Identify the lines containing the word "Prob". Copy each one.

(Data entries for graphics)
● ● ● ●

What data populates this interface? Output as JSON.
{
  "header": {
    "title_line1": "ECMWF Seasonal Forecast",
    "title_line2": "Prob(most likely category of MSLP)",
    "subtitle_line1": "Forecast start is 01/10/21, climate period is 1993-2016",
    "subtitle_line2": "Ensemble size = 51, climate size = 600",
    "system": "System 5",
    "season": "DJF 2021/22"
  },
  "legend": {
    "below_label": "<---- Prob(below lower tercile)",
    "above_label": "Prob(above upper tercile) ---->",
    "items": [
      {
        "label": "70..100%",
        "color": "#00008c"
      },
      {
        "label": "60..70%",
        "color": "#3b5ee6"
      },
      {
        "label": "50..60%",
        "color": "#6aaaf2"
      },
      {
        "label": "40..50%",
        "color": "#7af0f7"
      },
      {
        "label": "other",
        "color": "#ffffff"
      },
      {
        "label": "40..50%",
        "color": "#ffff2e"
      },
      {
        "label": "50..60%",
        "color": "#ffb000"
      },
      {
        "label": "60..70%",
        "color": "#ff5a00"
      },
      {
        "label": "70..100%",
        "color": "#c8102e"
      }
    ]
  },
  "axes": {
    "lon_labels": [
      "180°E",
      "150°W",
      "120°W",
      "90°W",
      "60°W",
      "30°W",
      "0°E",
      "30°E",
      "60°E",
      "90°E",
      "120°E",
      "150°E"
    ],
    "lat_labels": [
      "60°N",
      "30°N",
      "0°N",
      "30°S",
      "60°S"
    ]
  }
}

● ● ● ●

EXERCISE RESULT
    "title_line2": "Prob(most likely category of MSLP)",
    "below_label": "<---- Prob(below lower tercile)",
    "above_label": "Prob(above upper tercile) ---->",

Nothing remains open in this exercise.